[start]

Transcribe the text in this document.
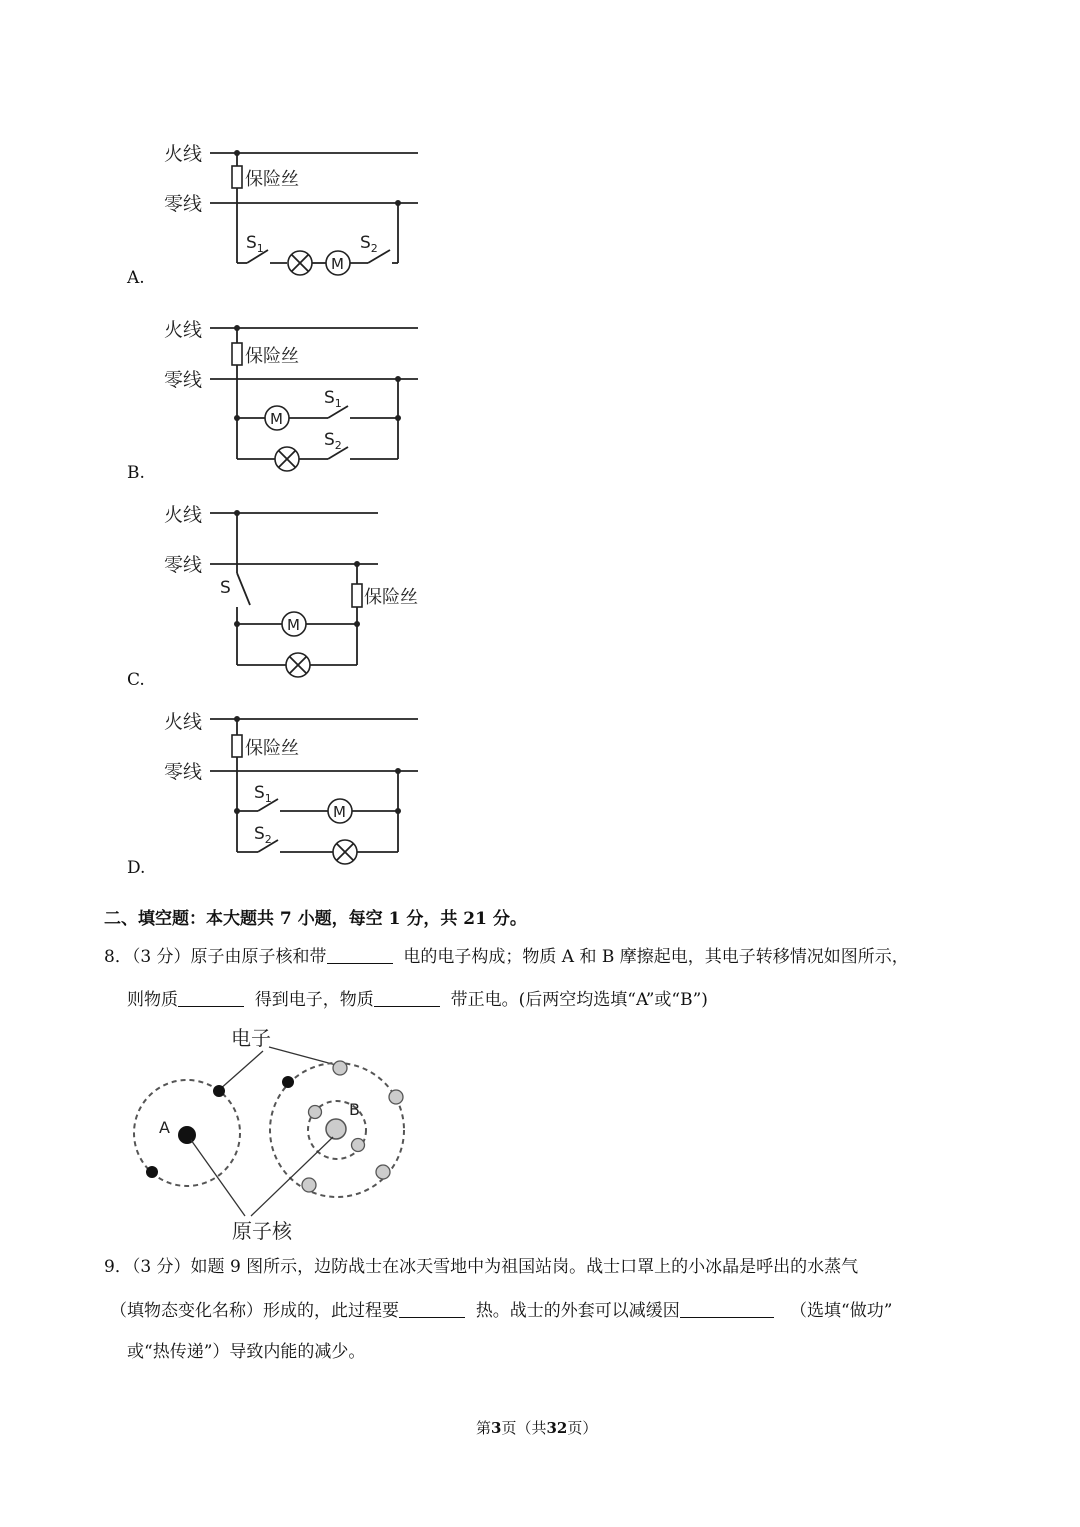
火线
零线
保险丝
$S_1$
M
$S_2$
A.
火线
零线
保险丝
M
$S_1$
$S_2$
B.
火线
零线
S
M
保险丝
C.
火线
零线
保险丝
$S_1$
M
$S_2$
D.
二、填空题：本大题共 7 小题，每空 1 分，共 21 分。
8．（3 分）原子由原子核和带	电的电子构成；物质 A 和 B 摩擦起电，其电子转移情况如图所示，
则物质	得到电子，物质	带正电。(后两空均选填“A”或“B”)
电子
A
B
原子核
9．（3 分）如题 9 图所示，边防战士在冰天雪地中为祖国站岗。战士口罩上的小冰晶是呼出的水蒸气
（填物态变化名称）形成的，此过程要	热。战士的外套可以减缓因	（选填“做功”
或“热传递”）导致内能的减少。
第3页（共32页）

[end]

Leave out the pictures, and give all the records again exactly.

Solution:
Transcribe the text in this document.
火线
零线
保险丝
$S_1$
M
$S_2$
A.
火线
零线
保险丝
M
$S_1$
$S_2$
B.
火线
零线
S
M
保险丝
C.
火线
零线
保险丝
$S_1$
M
$S_2$
D.
二、填空题：本大题共 7 小题，每空 1 分，共 21 分。
8．（3 分）原子由原子核和带	电的电子构成；物质 A 和 B 摩擦起电，其电子转移情况如图所示，
则物质	得到电子，物质	带正电。(后两空均选填“A”或“B”)
电子
A
B
原子核
9．（3 分）如题 9 图所示，边防战士在冰天雪地中为祖国站岗。战士口罩上的小冰晶是呼出的水蒸气
（填物态变化名称）形成的，此过程要	热。战士的外套可以减缓因	（选填“做功”
或“热传递”）导致内能的减少。
第3页（共32页）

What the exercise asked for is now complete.